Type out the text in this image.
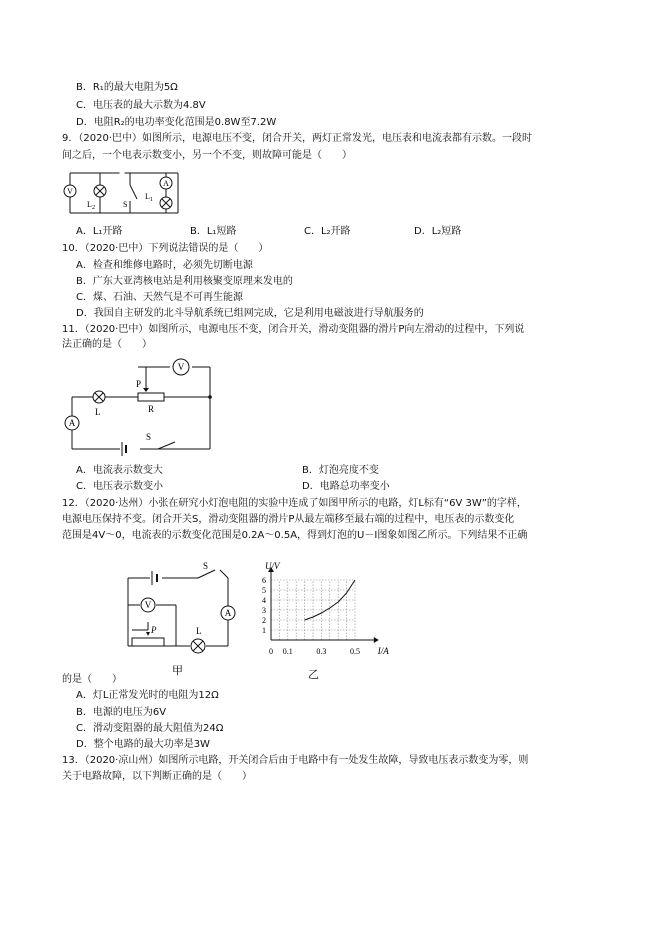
B．R₁的最大电阻为5Ω
C．电压表的最大示数为4.8V
D．电阻R₂的电功率变化范围是0.8W至7.2W
9．（2020·巴中）如图所示，电源电压不变，闭合开关，两灯正常发光，电压表和电流表都有示数。一段时
间之后，一个电表示数变小，另一个不变，则故障可能是（　　）
V
L 2	S
A
L 1
A．L₁开路	B．L₁短路	C．L₂开路	D．L₂短路
10．（2020·巴中）下列说法错误的是（　　）
A．检查和维修电路时，必须先切断电源
B．广东大亚湾核电站是利用核聚变原理来发电的
C．煤、石油、天然气是不可再生能源
D．我国自主研发的北斗导航系统已组网完成，它是利用电磁波进行导航服务的
11．（2020·巴中）如图所示，电源电压不变，闭合开关，滑动变阻器的滑片P向左滑动的过程中，下列说
法正确的是（　　）
V
P
R
L
A
S
A．电流表示数变大	B．灯泡亮度不变
C．电压表示数变小	D．电路总功率变小
12．（2020·达州）小张在研究小灯泡电阻的实验中连成了如图甲所示的电路，灯L标有“6V 3W”的字样，
电源电压保持不变。闭合开关S，滑动变阻器的滑片P从最左端移至最右端的过程中，电压表的示数变化
范围是4V～0，电流表的示数变化范围是0.2A～0.5A，得到灯泡的U－I图象如图乙所示。下列结果不正确
S
V
A
P	L
甲
0 0.1	0.3	0.5
1
2
3
4
5
6
U/V
I/A
乙
的是（　　）
A．灯L正常发光时的电阻为12Ω
B．电源的电压为6V
C．滑动变阻器的最大阻值为24Ω
D．整个电路的最大功率是3W
13．（2020·凉山州）如图所示电路，开关闭合后由于电路中有一处发生故障，导致电压表示数变为零，则
关于电路故障，以下判断正确的是（　　）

Short exercise >> Set down the material exactly, every line of it, except for the pictures.

Complete response >>
Type out the text in this image.
B．R₁的最大电阻为5Ω
C．电压表的最大示数为4.8V
D．电阻R₂的电功率变化范围是0.8W至7.2W
9．（2020·巴中）如图所示，电源电压不变，闭合开关，两灯正常发光，电压表和电流表都有示数。一段时
间之后，一个电表示数变小，另一个不变，则故障可能是（　　）
V
L 2	S
A
L 1
A．L₁开路	B．L₁短路	C．L₂开路	D．L₂短路
10．（2020·巴中）下列说法错误的是（　　）
A．检查和维修电路时，必须先切断电源
B．广东大亚湾核电站是利用核聚变原理来发电的
C．煤、石油、天然气是不可再生能源
D．我国自主研发的北斗导航系统已组网完成，它是利用电磁波进行导航服务的
11．（2020·巴中）如图所示，电源电压不变，闭合开关，滑动变阻器的滑片P向左滑动的过程中，下列说
法正确的是（　　）
V
P
R
L
A
S
A．电流表示数变大	B．灯泡亮度不变
C．电压表示数变小	D．电路总功率变小
12．（2020·达州）小张在研究小灯泡电阻的实验中连成了如图甲所示的电路，灯L标有“6V 3W”的字样，
电源电压保持不变。闭合开关S，滑动变阻器的滑片P从最左端移至最右端的过程中，电压表的示数变化
范围是4V～0，电流表的示数变化范围是0.2A～0.5A，得到灯泡的U－I图象如图乙所示。下列结果不正确
S
V
A
P	L
甲
0 0.1	0.3	0.5
1
2
3
4
5
6
U/V
I/A
乙
的是（　　）
A．灯L正常发光时的电阻为12Ω
B．电源的电压为6V
C．滑动变阻器的最大阻值为24Ω
D．整个电路的最大功率是3W
13．（2020·凉山州）如图所示电路，开关闭合后由于电路中有一处发生故障，导致电压表示数变为零，则
关于电路故障，以下判断正确的是（　　）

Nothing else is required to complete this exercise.